## Set exercise:
Extract the records in full, leaving every picture out.

## Dataset records:
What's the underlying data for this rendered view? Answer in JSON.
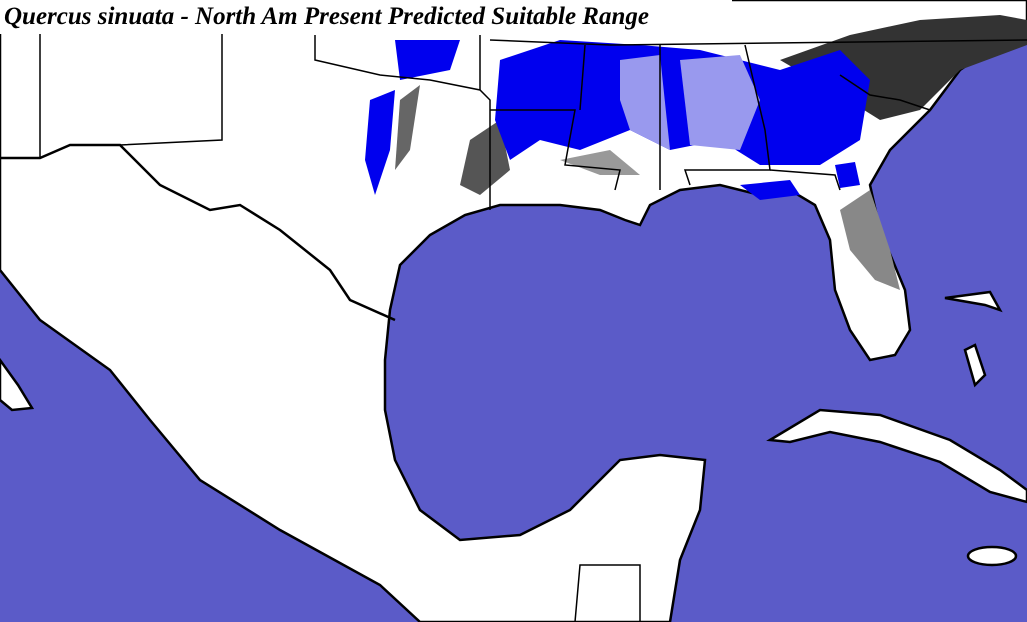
{
  "title": "Quercus sinuata - North Am Present Predicted Suitable Range"
}
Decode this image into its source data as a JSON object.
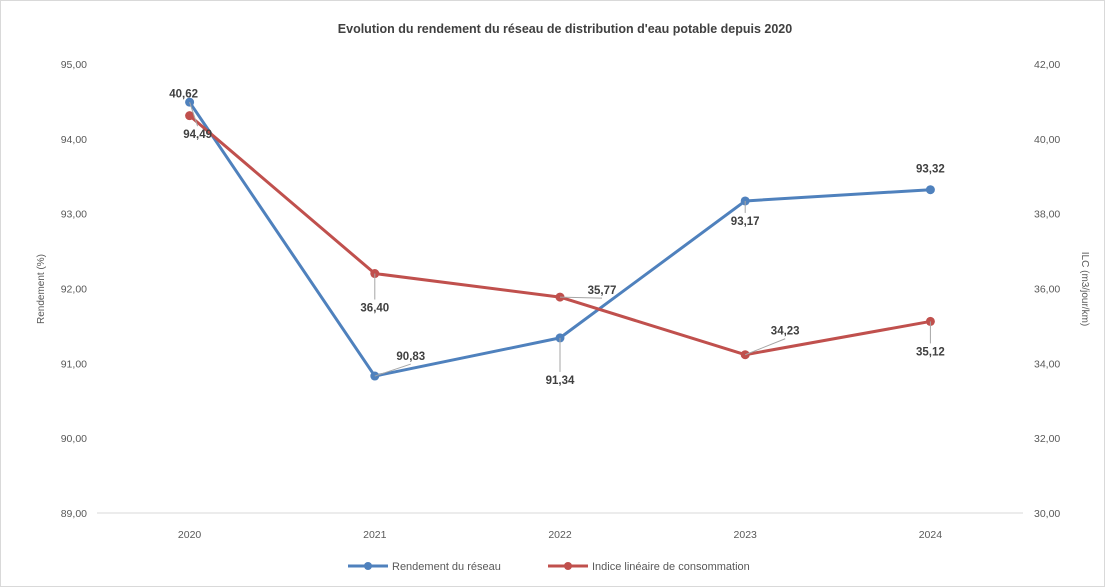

## The response:
What's the underlying data for this rendered view? Answer in JSON.
{
  "title": "Quercus sinuata - North Am Present Predicted Suitable Range"
}
Decode this image into its source data as a JSON object.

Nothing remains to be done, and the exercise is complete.